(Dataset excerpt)
>> BEGIN

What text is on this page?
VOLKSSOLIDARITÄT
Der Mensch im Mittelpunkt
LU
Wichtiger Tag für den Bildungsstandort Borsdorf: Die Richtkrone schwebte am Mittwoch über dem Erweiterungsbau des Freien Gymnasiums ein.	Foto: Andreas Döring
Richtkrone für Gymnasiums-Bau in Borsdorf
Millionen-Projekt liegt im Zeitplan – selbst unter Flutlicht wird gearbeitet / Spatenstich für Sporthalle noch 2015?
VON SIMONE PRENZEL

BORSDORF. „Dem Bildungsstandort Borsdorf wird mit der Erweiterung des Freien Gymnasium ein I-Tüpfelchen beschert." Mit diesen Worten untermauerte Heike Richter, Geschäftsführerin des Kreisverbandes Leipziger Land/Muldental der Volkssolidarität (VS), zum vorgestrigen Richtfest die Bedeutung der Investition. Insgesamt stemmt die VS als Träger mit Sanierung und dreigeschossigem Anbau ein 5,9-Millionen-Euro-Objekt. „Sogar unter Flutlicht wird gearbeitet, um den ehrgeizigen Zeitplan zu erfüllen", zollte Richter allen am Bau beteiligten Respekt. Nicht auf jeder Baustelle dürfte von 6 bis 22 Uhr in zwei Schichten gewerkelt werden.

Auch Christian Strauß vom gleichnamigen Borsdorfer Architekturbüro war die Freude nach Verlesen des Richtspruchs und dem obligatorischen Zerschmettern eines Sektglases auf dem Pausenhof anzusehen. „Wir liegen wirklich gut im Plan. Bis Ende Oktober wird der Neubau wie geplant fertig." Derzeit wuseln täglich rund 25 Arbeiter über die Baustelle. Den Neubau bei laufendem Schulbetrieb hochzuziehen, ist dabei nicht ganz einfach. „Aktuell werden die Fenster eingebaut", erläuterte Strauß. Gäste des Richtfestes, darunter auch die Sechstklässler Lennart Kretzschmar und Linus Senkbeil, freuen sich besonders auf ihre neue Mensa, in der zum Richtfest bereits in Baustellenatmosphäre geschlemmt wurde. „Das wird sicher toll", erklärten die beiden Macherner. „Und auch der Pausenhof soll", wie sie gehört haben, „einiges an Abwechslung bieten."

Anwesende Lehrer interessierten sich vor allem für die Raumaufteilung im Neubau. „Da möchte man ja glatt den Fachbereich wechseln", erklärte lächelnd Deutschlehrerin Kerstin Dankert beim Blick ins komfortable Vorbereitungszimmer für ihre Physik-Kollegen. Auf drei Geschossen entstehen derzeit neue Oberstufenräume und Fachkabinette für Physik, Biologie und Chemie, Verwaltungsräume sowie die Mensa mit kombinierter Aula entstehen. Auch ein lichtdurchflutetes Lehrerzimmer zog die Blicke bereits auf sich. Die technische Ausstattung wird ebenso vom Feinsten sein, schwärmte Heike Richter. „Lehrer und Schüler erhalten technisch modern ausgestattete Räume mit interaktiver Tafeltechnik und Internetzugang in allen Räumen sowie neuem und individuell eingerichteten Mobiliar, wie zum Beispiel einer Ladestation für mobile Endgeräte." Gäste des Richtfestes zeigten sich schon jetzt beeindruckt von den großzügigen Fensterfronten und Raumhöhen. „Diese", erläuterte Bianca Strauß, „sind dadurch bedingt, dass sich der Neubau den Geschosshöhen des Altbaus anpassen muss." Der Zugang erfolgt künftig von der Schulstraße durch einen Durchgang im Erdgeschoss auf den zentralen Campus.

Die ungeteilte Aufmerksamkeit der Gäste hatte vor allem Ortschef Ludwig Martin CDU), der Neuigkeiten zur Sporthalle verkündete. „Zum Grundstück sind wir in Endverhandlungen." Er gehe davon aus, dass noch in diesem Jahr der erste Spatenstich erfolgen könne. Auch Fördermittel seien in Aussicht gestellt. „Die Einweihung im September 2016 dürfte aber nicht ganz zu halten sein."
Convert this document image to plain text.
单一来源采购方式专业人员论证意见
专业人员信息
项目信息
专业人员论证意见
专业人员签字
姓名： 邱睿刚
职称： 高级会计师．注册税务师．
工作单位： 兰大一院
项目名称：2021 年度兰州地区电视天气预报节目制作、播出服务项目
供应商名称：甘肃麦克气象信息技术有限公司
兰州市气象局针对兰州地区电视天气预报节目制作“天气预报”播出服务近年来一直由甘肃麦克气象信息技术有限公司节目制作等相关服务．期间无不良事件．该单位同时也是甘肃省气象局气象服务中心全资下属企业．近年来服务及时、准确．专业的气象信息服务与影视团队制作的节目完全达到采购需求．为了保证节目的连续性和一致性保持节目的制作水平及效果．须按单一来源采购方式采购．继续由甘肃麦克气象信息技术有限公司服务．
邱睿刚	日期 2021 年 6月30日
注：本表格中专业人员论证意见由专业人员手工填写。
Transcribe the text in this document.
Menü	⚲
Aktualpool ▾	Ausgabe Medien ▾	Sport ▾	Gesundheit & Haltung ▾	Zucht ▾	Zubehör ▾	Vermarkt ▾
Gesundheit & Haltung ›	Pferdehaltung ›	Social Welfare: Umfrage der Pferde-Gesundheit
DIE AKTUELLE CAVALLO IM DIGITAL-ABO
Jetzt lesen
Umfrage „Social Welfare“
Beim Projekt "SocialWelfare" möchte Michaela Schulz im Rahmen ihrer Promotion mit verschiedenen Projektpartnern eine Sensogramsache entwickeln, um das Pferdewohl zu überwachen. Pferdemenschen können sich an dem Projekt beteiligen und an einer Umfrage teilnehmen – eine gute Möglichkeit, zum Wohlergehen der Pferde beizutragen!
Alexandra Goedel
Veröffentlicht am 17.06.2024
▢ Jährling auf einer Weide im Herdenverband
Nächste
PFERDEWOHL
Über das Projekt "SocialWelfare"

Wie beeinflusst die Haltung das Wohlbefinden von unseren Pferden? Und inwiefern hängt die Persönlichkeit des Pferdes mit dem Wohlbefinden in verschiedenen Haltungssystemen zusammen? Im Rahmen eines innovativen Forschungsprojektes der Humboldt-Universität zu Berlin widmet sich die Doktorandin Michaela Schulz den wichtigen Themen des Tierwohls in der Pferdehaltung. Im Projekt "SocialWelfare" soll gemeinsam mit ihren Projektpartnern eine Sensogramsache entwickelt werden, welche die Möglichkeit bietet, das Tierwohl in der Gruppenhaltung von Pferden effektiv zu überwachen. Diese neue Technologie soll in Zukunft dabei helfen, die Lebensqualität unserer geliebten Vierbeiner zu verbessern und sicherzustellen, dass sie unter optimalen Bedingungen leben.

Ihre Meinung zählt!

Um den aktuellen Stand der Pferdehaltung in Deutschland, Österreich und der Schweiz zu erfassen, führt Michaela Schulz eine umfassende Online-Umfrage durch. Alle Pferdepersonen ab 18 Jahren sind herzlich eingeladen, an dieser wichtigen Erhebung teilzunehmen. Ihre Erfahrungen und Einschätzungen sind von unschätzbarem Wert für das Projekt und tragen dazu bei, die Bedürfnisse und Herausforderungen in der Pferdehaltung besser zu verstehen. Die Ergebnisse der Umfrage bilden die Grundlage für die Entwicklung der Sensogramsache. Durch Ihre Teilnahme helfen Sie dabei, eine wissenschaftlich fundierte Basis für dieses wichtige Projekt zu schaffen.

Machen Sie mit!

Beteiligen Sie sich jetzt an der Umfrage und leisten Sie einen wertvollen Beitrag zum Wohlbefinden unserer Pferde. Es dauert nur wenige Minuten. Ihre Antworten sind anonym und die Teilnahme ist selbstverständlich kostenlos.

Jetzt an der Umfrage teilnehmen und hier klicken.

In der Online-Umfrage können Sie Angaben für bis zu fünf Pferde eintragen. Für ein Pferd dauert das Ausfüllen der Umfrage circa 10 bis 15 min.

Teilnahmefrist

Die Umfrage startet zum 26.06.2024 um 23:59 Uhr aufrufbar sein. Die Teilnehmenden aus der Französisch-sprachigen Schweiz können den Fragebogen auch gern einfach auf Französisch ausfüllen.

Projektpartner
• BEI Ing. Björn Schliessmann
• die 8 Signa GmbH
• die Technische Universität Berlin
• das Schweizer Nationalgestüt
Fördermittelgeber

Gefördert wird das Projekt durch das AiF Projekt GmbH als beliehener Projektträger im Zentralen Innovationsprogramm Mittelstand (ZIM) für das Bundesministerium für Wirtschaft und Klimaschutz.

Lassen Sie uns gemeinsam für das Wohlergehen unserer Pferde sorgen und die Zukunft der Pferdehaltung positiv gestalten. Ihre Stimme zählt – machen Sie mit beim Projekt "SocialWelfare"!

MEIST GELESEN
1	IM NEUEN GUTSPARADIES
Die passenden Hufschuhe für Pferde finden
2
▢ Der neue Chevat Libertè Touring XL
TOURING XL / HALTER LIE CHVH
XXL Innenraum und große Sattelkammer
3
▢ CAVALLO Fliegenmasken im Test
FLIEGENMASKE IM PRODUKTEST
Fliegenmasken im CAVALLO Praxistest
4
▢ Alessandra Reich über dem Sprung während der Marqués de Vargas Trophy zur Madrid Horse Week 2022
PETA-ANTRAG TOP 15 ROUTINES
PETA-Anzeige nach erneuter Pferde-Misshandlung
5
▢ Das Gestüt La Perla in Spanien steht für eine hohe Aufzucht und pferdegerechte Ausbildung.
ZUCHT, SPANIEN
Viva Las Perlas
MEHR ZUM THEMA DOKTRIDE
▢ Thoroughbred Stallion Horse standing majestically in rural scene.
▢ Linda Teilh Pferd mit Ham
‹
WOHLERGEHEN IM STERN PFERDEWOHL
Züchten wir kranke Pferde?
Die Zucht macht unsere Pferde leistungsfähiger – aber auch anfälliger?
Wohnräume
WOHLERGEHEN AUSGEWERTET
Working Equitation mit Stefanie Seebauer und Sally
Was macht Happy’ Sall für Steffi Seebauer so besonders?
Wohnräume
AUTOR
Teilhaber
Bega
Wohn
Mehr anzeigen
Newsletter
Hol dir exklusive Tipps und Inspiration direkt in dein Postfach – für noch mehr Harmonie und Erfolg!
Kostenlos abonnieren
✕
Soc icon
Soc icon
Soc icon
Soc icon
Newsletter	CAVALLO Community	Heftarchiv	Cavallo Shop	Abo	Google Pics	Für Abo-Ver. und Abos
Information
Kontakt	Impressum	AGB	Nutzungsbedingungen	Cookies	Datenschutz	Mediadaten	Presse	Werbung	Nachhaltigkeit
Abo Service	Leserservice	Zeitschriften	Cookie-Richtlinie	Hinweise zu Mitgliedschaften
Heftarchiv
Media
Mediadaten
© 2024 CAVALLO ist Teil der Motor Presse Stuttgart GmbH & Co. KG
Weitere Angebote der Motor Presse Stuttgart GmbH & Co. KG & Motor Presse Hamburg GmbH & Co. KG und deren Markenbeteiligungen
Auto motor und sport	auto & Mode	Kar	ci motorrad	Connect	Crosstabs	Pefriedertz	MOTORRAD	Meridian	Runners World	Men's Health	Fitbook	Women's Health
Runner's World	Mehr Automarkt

>> END

== Short task ==
Count each line above in which the string "text" appears, then state only the total.

== Complete answer ==
3